───── INFORMATION GIVEN ─────
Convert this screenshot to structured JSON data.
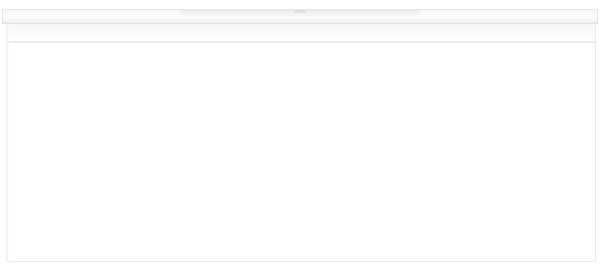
{
  "product": {
    "name": "",
    "colors": {
      "cabinet": "#ffffff",
      "countertop": "#f6f6f6",
      "edge": "#e6e6e6"
    }
  }
}
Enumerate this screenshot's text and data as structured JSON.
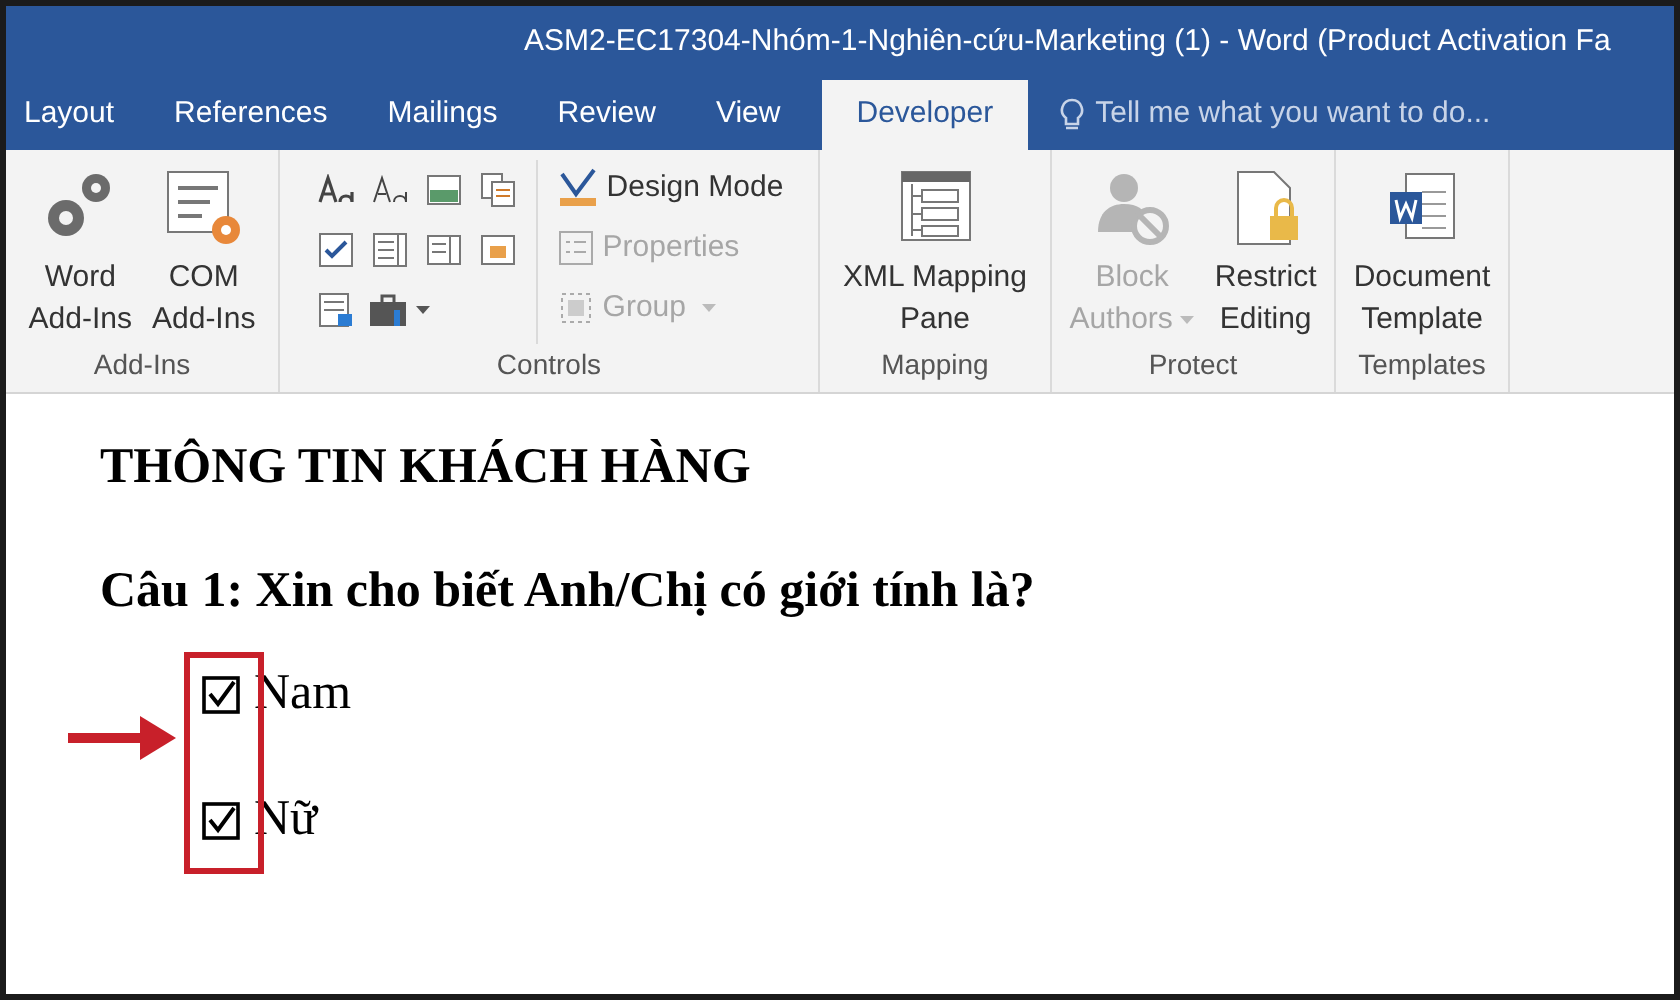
{
  "window": {
    "title": "ASM2-EC17304-Nhóm-1-Nghiên-cứu-Marketing (1) - Word (Product Activation Fa"
  },
  "tabs": [
    {
      "label": "Layout",
      "selected": false
    },
    {
      "label": "References",
      "selected": false
    },
    {
      "label": "Mailings",
      "selected": false
    },
    {
      "label": "Review",
      "selected": false
    },
    {
      "label": "View",
      "selected": false
    },
    {
      "label": "Developer",
      "selected": true
    }
  ],
  "search": {
    "placeholder": "Tell me what you want to do..."
  },
  "ribbon": {
    "groups": [
      {
        "label": "Add-Ins",
        "items": [
          {
            "kind": "large",
            "lines": [
              "Word",
              "Add-Ins"
            ],
            "disabled": false,
            "dropdown": false
          },
          {
            "kind": "large",
            "lines": [
              "COM",
              "Add-Ins"
            ],
            "disabled": false,
            "dropdown": false
          }
        ]
      },
      {
        "label": "Controls",
        "items": [
          {
            "kind": "small",
            "label": "Design Mode",
            "disabled": false,
            "dropdown": false
          },
          {
            "kind": "small",
            "label": "Properties",
            "disabled": true,
            "dropdown": false
          },
          {
            "kind": "small",
            "label": "Group",
            "disabled": true,
            "dropdown": true
          }
        ]
      },
      {
        "label": "Mapping",
        "items": [
          {
            "kind": "large",
            "lines": [
              "XML Mapping",
              "Pane"
            ],
            "disabled": false,
            "dropdown": false
          }
        ]
      },
      {
        "label": "Protect",
        "items": [
          {
            "kind": "large",
            "lines": [
              "Block",
              "Authors"
            ],
            "disabled": true,
            "dropdown": true
          },
          {
            "kind": "large",
            "lines": [
              "Restrict",
              "Editing"
            ],
            "disabled": false,
            "dropdown": false
          }
        ]
      },
      {
        "label": "Templates",
        "items": [
          {
            "kind": "large",
            "lines": [
              "Document",
              "Template"
            ],
            "disabled": false,
            "dropdown": false
          }
        ]
      }
    ]
  },
  "document": {
    "heading": "THÔNG TIN KHÁCH HÀNG",
    "question": "Câu 1: Xin cho biết Anh/Chị có giới tính là?",
    "options": [
      {
        "label": "Nam",
        "checked": true
      },
      {
        "label": "Nữ",
        "checked": true
      }
    ]
  }
}
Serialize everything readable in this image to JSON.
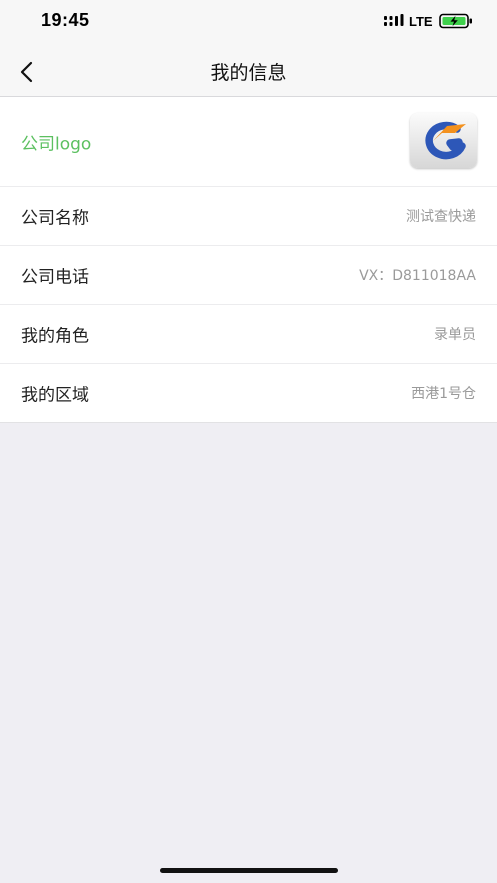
─────
> EXERCISE GOAL:
Give only the number of lines in the listing above that include the string "this".

> IN RESPONSE:
3